*Dataset records*.
/---

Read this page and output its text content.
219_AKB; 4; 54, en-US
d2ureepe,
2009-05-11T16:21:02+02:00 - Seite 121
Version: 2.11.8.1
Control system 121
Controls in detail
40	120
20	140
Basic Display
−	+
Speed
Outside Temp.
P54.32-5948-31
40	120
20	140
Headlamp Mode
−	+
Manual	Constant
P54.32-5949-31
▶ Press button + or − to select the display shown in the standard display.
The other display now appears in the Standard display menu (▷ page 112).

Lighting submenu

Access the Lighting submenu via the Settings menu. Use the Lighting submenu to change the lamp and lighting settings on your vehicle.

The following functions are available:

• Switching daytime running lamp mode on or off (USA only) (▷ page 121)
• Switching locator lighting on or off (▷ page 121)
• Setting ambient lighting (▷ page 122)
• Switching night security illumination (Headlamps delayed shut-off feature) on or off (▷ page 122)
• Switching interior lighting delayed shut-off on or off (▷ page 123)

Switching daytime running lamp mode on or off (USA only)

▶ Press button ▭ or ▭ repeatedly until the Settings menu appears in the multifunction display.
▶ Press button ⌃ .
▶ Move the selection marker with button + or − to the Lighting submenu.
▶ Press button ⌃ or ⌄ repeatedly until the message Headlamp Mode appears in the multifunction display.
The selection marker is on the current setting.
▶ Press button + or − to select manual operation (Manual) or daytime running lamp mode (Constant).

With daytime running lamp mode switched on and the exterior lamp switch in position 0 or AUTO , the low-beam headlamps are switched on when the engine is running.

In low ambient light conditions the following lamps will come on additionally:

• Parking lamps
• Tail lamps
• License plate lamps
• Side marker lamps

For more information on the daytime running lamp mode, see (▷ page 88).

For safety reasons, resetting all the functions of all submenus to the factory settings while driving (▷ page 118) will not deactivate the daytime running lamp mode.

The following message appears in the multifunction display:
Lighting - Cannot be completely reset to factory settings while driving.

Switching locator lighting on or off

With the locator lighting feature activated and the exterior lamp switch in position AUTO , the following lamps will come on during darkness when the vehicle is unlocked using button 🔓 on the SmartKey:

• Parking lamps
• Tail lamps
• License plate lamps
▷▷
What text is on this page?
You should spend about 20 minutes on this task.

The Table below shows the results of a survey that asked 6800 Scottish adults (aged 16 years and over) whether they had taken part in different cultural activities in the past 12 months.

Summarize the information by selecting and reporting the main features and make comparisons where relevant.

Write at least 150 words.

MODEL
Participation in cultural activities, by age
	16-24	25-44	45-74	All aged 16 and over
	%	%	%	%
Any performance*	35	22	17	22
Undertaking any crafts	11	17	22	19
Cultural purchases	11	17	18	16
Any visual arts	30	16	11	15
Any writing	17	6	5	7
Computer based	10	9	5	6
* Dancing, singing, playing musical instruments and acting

\---

*What is needed*. Select and copy every line of the material that holds the string "running".

*Solution for this exercise*.
• Switching daytime running lamp mode on or off (USA only) (▷ page 121)
Switching daytime running lamp mode on or off (USA only)
▶ Press button + or − to select manual operation (Manual) or daytime running lamp mode (Constant).
With daytime running lamp mode switched on and the exterior lamp switch in position 0 or AUTO , the low-beam headlamps are switched on when the engine is running.
For more information on the daytime running lamp mode, see (▷ page 88).
For safety reasons, resetting all the functions of all submenus to the factory settings while driving (▷ page 118) will not deactivate the daytime running lamp mode.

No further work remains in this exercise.